• TASK INSTRUCTIONS:
Show all lines of the listing that hold the word "toutes".

Stored entries:
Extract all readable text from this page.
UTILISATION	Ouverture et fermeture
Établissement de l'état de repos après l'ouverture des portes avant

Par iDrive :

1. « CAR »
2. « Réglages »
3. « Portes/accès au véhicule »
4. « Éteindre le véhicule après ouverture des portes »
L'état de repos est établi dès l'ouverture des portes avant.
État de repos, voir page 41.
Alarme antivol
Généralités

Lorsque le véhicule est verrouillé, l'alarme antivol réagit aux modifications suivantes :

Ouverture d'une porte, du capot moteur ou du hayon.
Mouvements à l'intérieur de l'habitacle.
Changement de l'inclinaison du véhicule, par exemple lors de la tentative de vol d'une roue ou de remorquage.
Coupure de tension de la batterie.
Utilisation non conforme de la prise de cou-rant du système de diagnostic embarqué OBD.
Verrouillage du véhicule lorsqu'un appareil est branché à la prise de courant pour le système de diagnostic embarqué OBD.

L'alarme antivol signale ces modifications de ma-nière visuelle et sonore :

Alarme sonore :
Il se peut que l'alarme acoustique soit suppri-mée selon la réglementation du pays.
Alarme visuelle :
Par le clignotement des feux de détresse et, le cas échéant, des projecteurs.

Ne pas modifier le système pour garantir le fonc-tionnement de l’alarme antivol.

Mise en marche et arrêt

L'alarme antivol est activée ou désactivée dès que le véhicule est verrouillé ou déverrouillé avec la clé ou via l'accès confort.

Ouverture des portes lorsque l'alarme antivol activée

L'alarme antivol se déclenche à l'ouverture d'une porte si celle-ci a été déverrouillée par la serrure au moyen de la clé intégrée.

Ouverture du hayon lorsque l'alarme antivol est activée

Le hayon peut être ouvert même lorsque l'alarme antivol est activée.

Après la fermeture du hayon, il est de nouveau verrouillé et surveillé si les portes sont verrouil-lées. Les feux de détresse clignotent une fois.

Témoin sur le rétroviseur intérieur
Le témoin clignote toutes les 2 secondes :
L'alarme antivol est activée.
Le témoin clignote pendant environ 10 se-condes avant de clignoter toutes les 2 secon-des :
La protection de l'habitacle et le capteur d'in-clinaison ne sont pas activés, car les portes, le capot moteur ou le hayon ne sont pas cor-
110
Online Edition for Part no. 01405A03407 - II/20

• OUTPUT OF THE TASK:
Le témoin clignote toutes les 2 secondes :
Le témoin clignote pendant environ 10 se-condes avant de clignoter toutes les 2 secon-des :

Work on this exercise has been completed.